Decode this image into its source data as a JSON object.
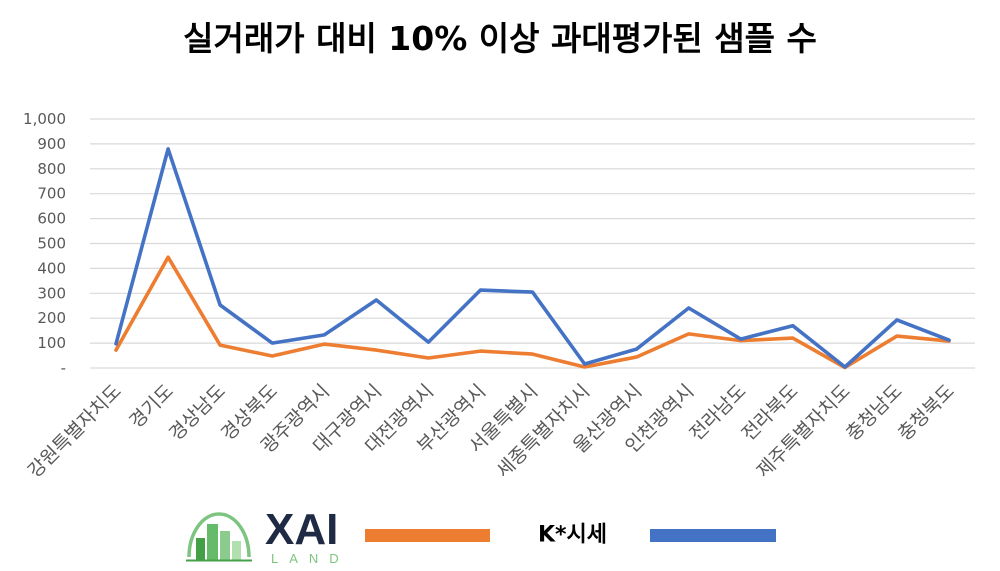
{
  "chart_data": {
    "type": "line",
    "title": "실거래가 대비 10% 이상 과대평가된 샘플 수",
    "categories": [
      "강원특별자치도",
      "경기도",
      "경상남도",
      "경상북도",
      "광주광역시",
      "대구광역시",
      "대전광역시",
      "부산광역시",
      "서울특별시",
      "세종특별자치시",
      "울산광역시",
      "인천광역시",
      "전라남도",
      "전라북도",
      "제주특별자치도",
      "충청남도",
      "충청북도"
    ],
    "series": [
      {
        "values": [
          72,
          445,
          92,
          48,
          96,
          72,
          40,
          68,
          56,
          4,
          44,
          137,
          110,
          120,
          2,
          128,
          108
        ],
        "color": "#ED7D31"
      },
      {
        "name": "K*시세",
        "values": [
          97,
          880,
          253,
          100,
          133,
          273,
          104,
          313,
          305,
          16,
          76,
          241,
          116,
          170,
          4,
          193,
          112
        ],
        "color": "#4472C4"
      }
    ],
    "ylim": [
      0,
      1000
    ],
    "yticks": [
      0,
      100,
      200,
      300,
      400,
      500,
      600,
      700,
      800,
      900,
      1000
    ],
    "ytick_labels": [
      "-",
      "100",
      "200",
      "300",
      "400",
      "500",
      "600",
      "700",
      "800",
      "900",
      "1,000"
    ],
    "grid": true,
    "legend": {
      "position": "bottom",
      "logo": {
        "wordmark": "XAI",
        "tagline": "LAND",
        "wordmark_color": "#1F2A44",
        "tagline_color": "#7DC57F",
        "arch_color": "#7CC47F",
        "icon_colors": [
          "#43A047",
          "#66BB6A",
          "#8BCB8E",
          "#B2DFAF"
        ]
      }
    }
  }
}
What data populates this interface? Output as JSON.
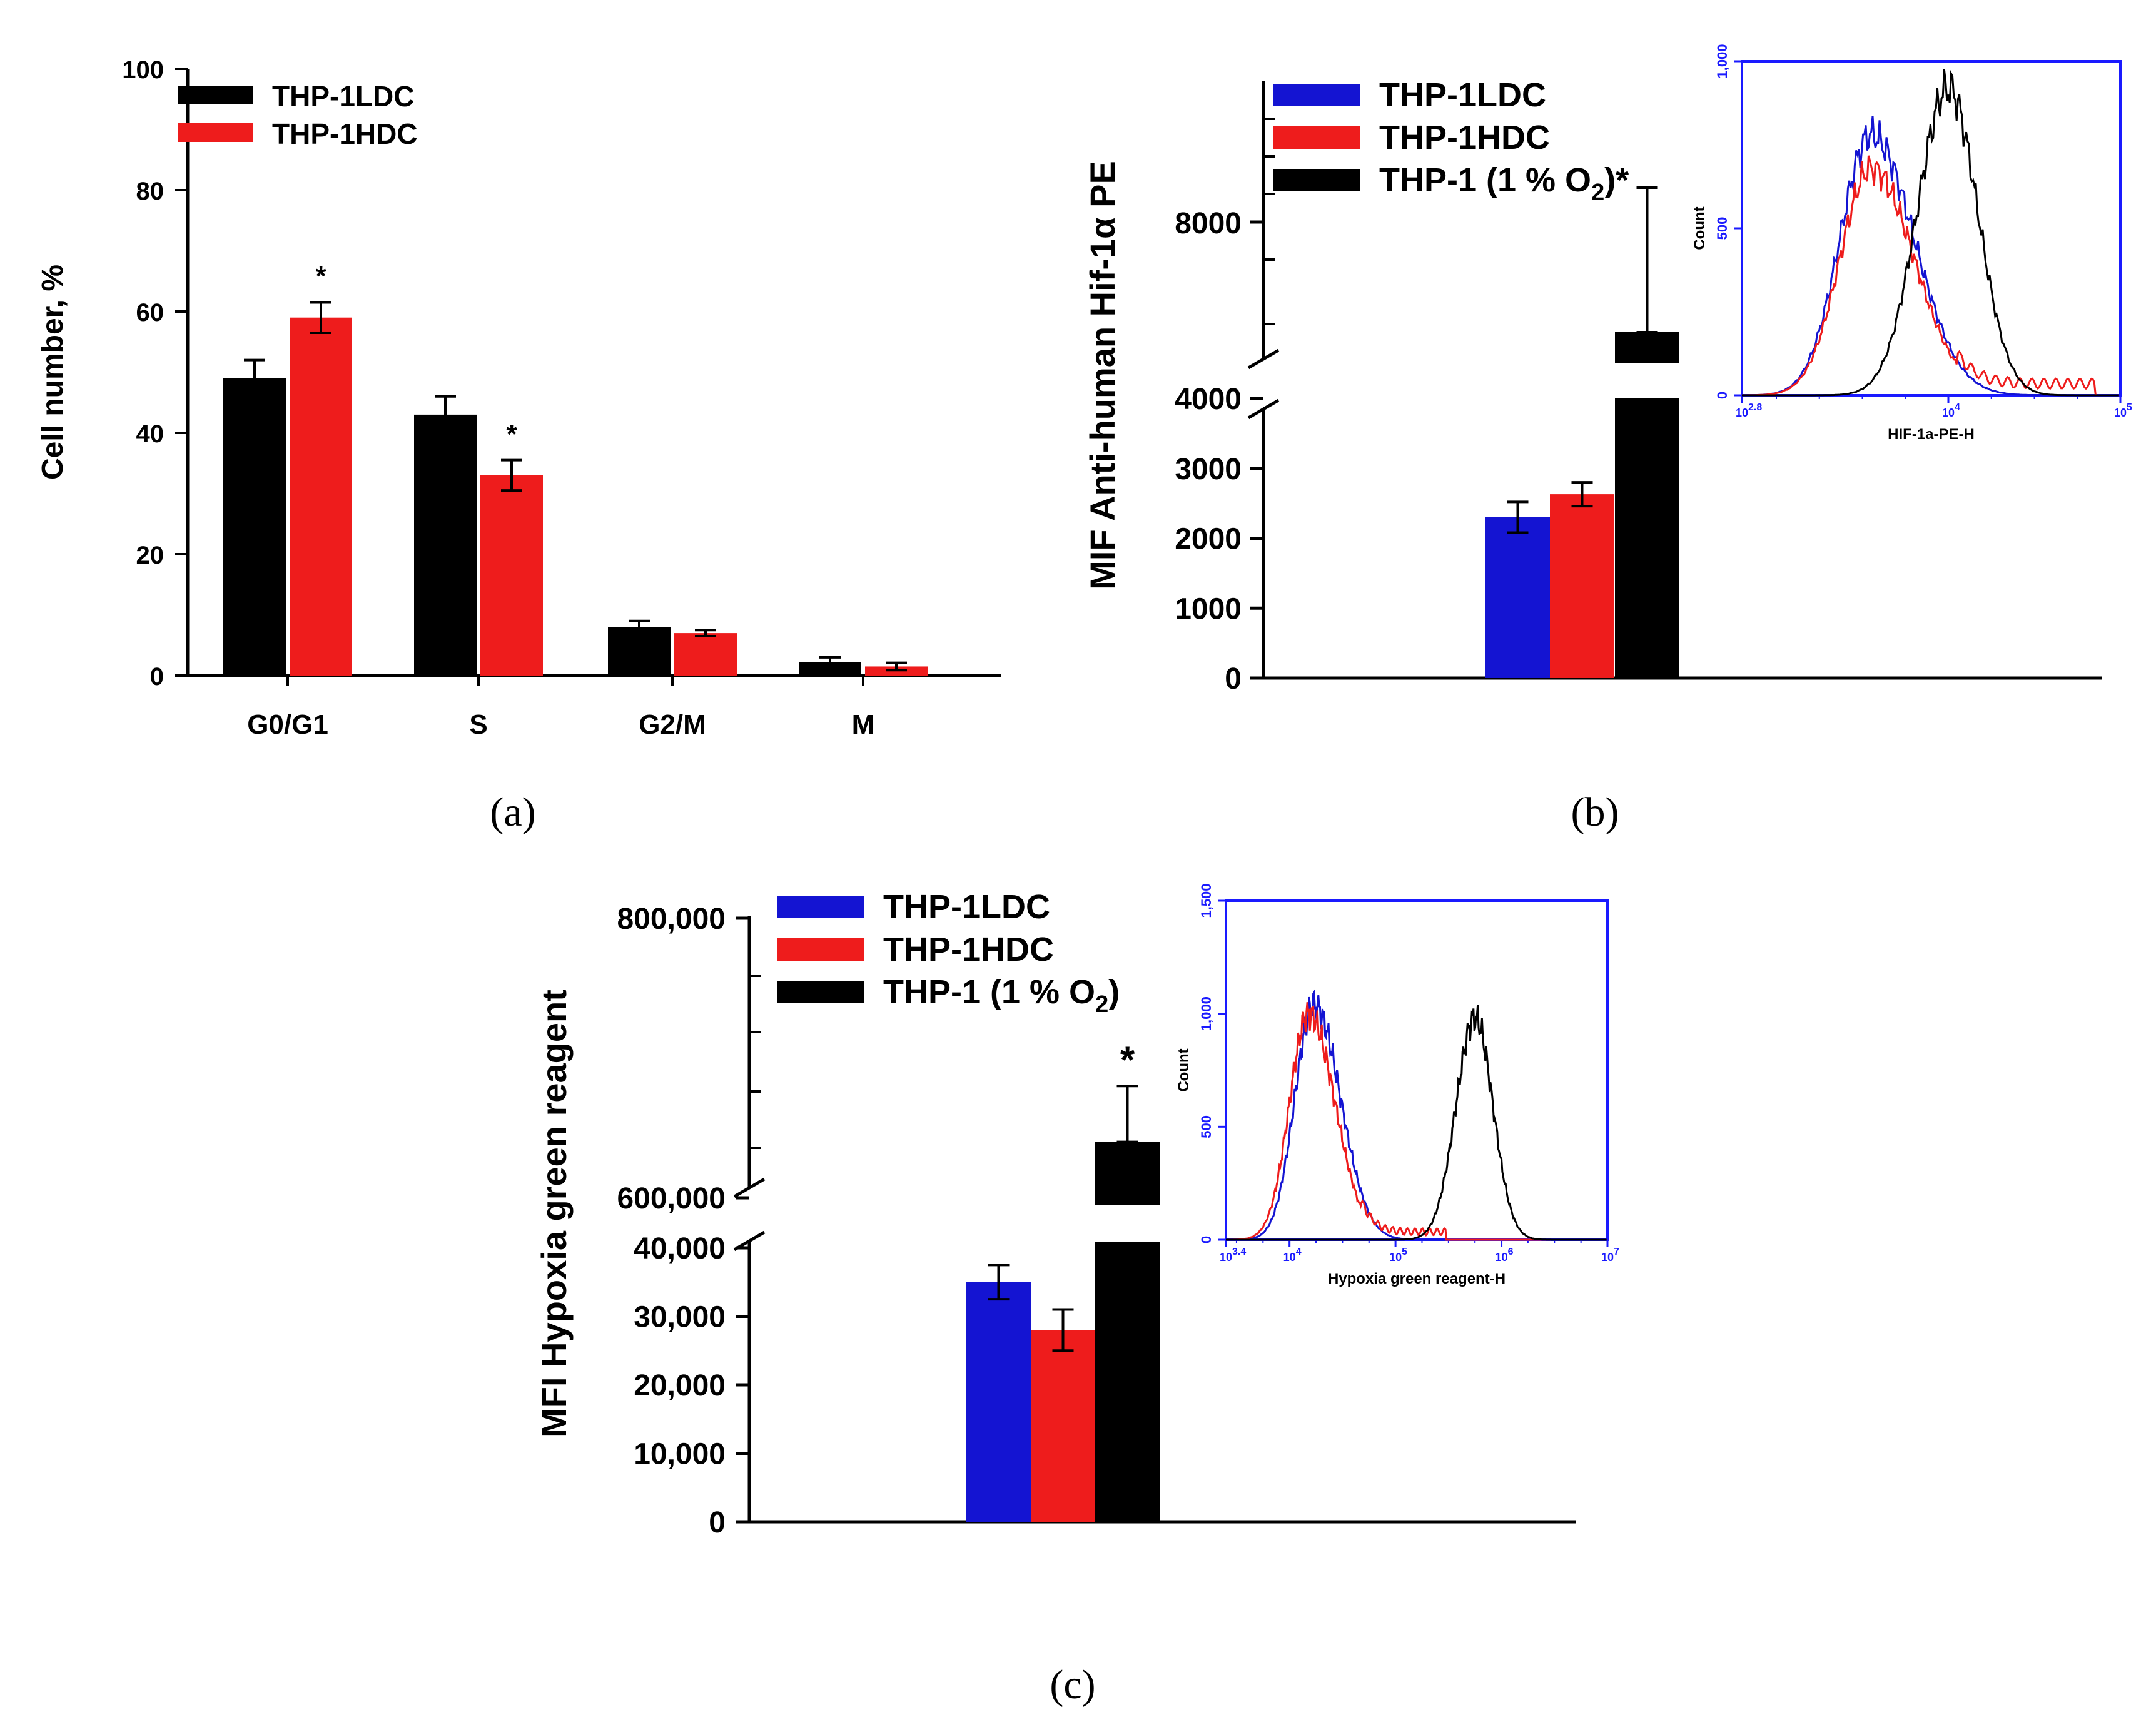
{
  "colors": {
    "black": "#000000",
    "red": "#ee1c1c",
    "blue": "#1414d2",
    "frame": "#1a1aff"
  },
  "chart_data": [
    {
      "id": "a",
      "type": "bar",
      "caption": "(a)",
      "ylabel": "Cell number, %",
      "ylim": [
        0,
        100
      ],
      "yticks": [
        "0",
        "20",
        "40",
        "60",
        "80",
        "100"
      ],
      "categories": [
        "G0/G1",
        "S",
        "G2/M",
        "M"
      ],
      "series": [
        {
          "name": "THP-1LDC",
          "color": "#000000",
          "values": [
            49,
            43,
            8,
            2.2
          ],
          "errors": [
            3,
            3,
            1,
            0.8
          ]
        },
        {
          "name": "THP-1HDC",
          "color": "#ee1c1c",
          "values": [
            59,
            33,
            7,
            1.5
          ],
          "errors": [
            2.5,
            2.5,
            0.5,
            0.6
          ]
        }
      ],
      "annotations": [
        {
          "text": "*",
          "category": "G0/G1"
        },
        {
          "text": "*",
          "category": "S"
        }
      ]
    },
    {
      "id": "b",
      "type": "bar",
      "caption": "(b)",
      "ylabel": "MIF Anti-human Hif-1α PE",
      "yticks_lower": [
        "0",
        "1000",
        "2000",
        "3000",
        "4000"
      ],
      "ytick_upper": "8000",
      "series": [
        {
          "name": "THP-1LDC",
          "color": "#1414d2",
          "value": 2300,
          "error": 220
        },
        {
          "name": "THP-1HDC",
          "color": "#ee1c1c",
          "value": 2630,
          "error": 170
        },
        {
          "name": "THP-1 (1 % O",
          "sub": "2",
          "suffix": ")",
          "color": "#000000",
          "value": 7200,
          "error": 1050,
          "star": "*"
        }
      ],
      "inset": {
        "type": "line",
        "xlabel": "HIF-1a-PE-H",
        "ylabel": "Count",
        "yticks": [
          "0",
          "500",
          "1,000"
        ],
        "xticks": [
          "10^2.8",
          "10^4",
          "10^5"
        ],
        "xtick_base": "10",
        "xtick_exps": [
          "2.8",
          "4",
          "5"
        ],
        "curves": [
          {
            "name": "THP-1LDC",
            "color": "#1414d2",
            "peak_log": 3.55,
            "peak_count": 780
          },
          {
            "name": "THP-1HDC",
            "color": "#ee1c1c",
            "peak_log": 3.55,
            "peak_count": 680
          },
          {
            "name": "THP-1 (1 % O2)",
            "color": "#000000",
            "peak_log": 4.0,
            "peak_count": 920
          }
        ]
      }
    },
    {
      "id": "c",
      "type": "bar",
      "caption": "(c)",
      "ylabel": "MFI Hypoxia green reagent",
      "yticks_lower": [
        "0",
        "10,000",
        "20,000",
        "30,000",
        "40,000"
      ],
      "yticks_upper": [
        "600,000",
        "800,000"
      ],
      "series": [
        {
          "name": "THP-1LDC",
          "color": "#1414d2",
          "value": 35000,
          "error": 2500
        },
        {
          "name": "THP-1HDC",
          "color": "#ee1c1c",
          "value": 28000,
          "error": 3000
        },
        {
          "name": "THP-1 (1 % O",
          "sub": "2",
          "suffix": ")",
          "color": "#000000",
          "value": 640000,
          "error": 40000,
          "star": "*"
        }
      ],
      "inset": {
        "type": "line",
        "xlabel": "Hypoxia green reagent-H",
        "ylabel": "Count",
        "yticks": [
          "0",
          "500",
          "1,000",
          "1,500"
        ],
        "xticks": [
          "10^3.4",
          "10^4",
          "10^5",
          "10^6",
          "10^7"
        ],
        "xtick_base": "10",
        "xtick_exps": [
          "3.4",
          "4",
          "5",
          "6",
          "7"
        ],
        "curves": [
          {
            "name": "THP-1LDC",
            "color": "#1414d2",
            "peak_log": 4.23,
            "peak_count": 1040
          },
          {
            "name": "THP-1HDC",
            "color": "#ee1c1c",
            "peak_log": 4.18,
            "peak_count": 1000
          },
          {
            "name": "THP-1 (1 % O2)",
            "color": "#000000",
            "peak_log": 5.75,
            "peak_count": 980
          }
        ]
      }
    }
  ]
}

### Directions for this task
Without the pictures, return all the records precisely as they stand.

### Exercise response
Decode this image into its source data as a JSON object.
{
  "chart_data": {
    "type": "line",
    "title": "실거래가 대비 10% 이상 과대평가된 샘플 수",
    "categories": [
      "강원특별자치도",
      "경기도",
      "경상남도",
      "경상북도",
      "광주광역시",
      "대구광역시",
      "대전광역시",
      "부산광역시",
      "서울특별시",
      "세종특별자치시",
      "울산광역시",
      "인천광역시",
      "전라남도",
      "전라북도",
      "제주특별자치도",
      "충청남도",
      "충청북도"
    ],
    "series": [
      {
        "values": [
          72,
          445,
          92,
          48,
          96,
          72,
          40,
          68,
          56,
          4,
          44,
          137,
          110,
          120,
          2,
          128,
          108
        ],
        "color": "#ED7D31"
      },
      {
        "name": "K*시세",
        "values": [
          97,
          880,
          253,
          100,
          133,
          273,
          104,
          313,
          305,
          16,
          76,
          241,
          116,
          170,
          4,
          193,
          112
        ],
        "color": "#4472C4"
      }
    ],
    "ylim": [
      0,
      1000
    ],
    "yticks": [
      0,
      100,
      200,
      300,
      400,
      500,
      600,
      700,
      800,
      900,
      1000
    ],
    "ytick_labels": [
      "-",
      "100",
      "200",
      "300",
      "400",
      "500",
      "600",
      "700",
      "800",
      "900",
      "1,000"
    ],
    "grid": true,
    "legend": {
      "position": "bottom",
      "logo": {
        "wordmark": "XAI",
        "tagline": "LAND",
        "wordmark_color": "#1F2A44",
        "tagline_color": "#7DC57F",
        "arch_color": "#7CC47F",
        "icon_colors": [
          "#43A047",
          "#66BB6A",
          "#8BCB8E",
          "#B2DFAF"
        ]
      }
    }
  }
}
What data populates this interface? Output as JSON.
{
  "colors": {
    "black": "#000000",
    "red": "#ee1c1c",
    "blue": "#1414d2",
    "frame": "#1a1aff"
  },
  "chart_data": [
    {
      "id": "a",
      "type": "bar",
      "caption": "(a)",
      "ylabel": "Cell number, %",
      "ylim": [
        0,
        100
      ],
      "yticks": [
        "0",
        "20",
        "40",
        "60",
        "80",
        "100"
      ],
      "categories": [
        "G0/G1",
        "S",
        "G2/M",
        "M"
      ],
      "series": [
        {
          "name": "THP-1LDC",
          "color": "#000000",
          "values": [
            49,
            43,
            8,
            2.2
          ],
          "errors": [
            3,
            3,
            1,
            0.8
          ]
        },
        {
          "name": "THP-1HDC",
          "color": "#ee1c1c",
          "values": [
            59,
            33,
            7,
            1.5
          ],
          "errors": [
            2.5,
            2.5,
            0.5,
            0.6
          ]
        }
      ],
      "annotations": [
        {
          "text": "*",
          "category": "G0/G1"
        },
        {
          "text": "*",
          "category": "S"
        }
      ]
    },
    {
      "id": "b",
      "type": "bar",
      "caption": "(b)",
      "ylabel": "MIF Anti-human Hif-1α PE",
      "yticks_lower": [
        "0",
        "1000",
        "2000",
        "3000",
        "4000"
      ],
      "ytick_upper": "8000",
      "series": [
        {
          "name": "THP-1LDC",
          "color": "#1414d2",
          "value": 2300,
          "error": 220
        },
        {
          "name": "THP-1HDC",
          "color": "#ee1c1c",
          "value": 2630,
          "error": 170
        },
        {
          "name": "THP-1 (1 % O",
          "sub": "2",
          "suffix": ")",
          "color": "#000000",
          "value": 7200,
          "error": 1050,
          "star": "*"
        }
      ],
      "inset": {
        "type": "line",
        "xlabel": "HIF-1a-PE-H",
        "ylabel": "Count",
        "yticks": [
          "0",
          "500",
          "1,000"
        ],
        "xticks": [
          "10^2.8",
          "10^4",
          "10^5"
        ],
        "xtick_base": "10",
        "xtick_exps": [
          "2.8",
          "4",
          "5"
        ],
        "curves": [
          {
            "name": "THP-1LDC",
            "color": "#1414d2",
            "peak_log": 3.55,
            "peak_count": 780
          },
          {
            "name": "THP-1HDC",
            "color": "#ee1c1c",
            "peak_log": 3.55,
            "peak_count": 680
          },
          {
            "name": "THP-1 (1 % O2)",
            "color": "#000000",
            "peak_log": 4.0,
            "peak_count": 920
          }
        ]
      }
    },
    {
      "id": "c",
      "type": "bar",
      "caption": "(c)",
      "ylabel": "MFI Hypoxia green reagent",
      "yticks_lower": [
        "0",
        "10,000",
        "20,000",
        "30,000",
        "40,000"
      ],
      "yticks_upper": [
        "600,000",
        "800,000"
      ],
      "series": [
        {
          "name": "THP-1LDC",
          "color": "#1414d2",
          "value": 35000,
          "error": 2500
        },
        {
          "name": "THP-1HDC",
          "color": "#ee1c1c",
          "value": 28000,
          "error": 3000
        },
        {
          "name": "THP-1 (1 % O",
          "sub": "2",
          "suffix": ")",
          "color": "#000000",
          "value": 640000,
          "error": 40000,
          "star": "*"
        }
      ],
      "inset": {
        "type": "line",
        "xlabel": "Hypoxia green reagent-H",
        "ylabel": "Count",
        "yticks": [
          "0",
          "500",
          "1,000",
          "1,500"
        ],
        "xticks": [
          "10^3.4",
          "10^4",
          "10^5",
          "10^6",
          "10^7"
        ],
        "xtick_base": "10",
        "xtick_exps": [
          "3.4",
          "4",
          "5",
          "6",
          "7"
        ],
        "curves": [
          {
            "name": "THP-1LDC",
            "color": "#1414d2",
            "peak_log": 4.23,
            "peak_count": 1040
          },
          {
            "name": "THP-1HDC",
            "color": "#ee1c1c",
            "peak_log": 4.18,
            "peak_count": 1000
          },
          {
            "name": "THP-1 (1 % O2)",
            "color": "#000000",
            "peak_log": 5.75,
            "peak_count": 980
          }
        ]
      }
    }
  ]
}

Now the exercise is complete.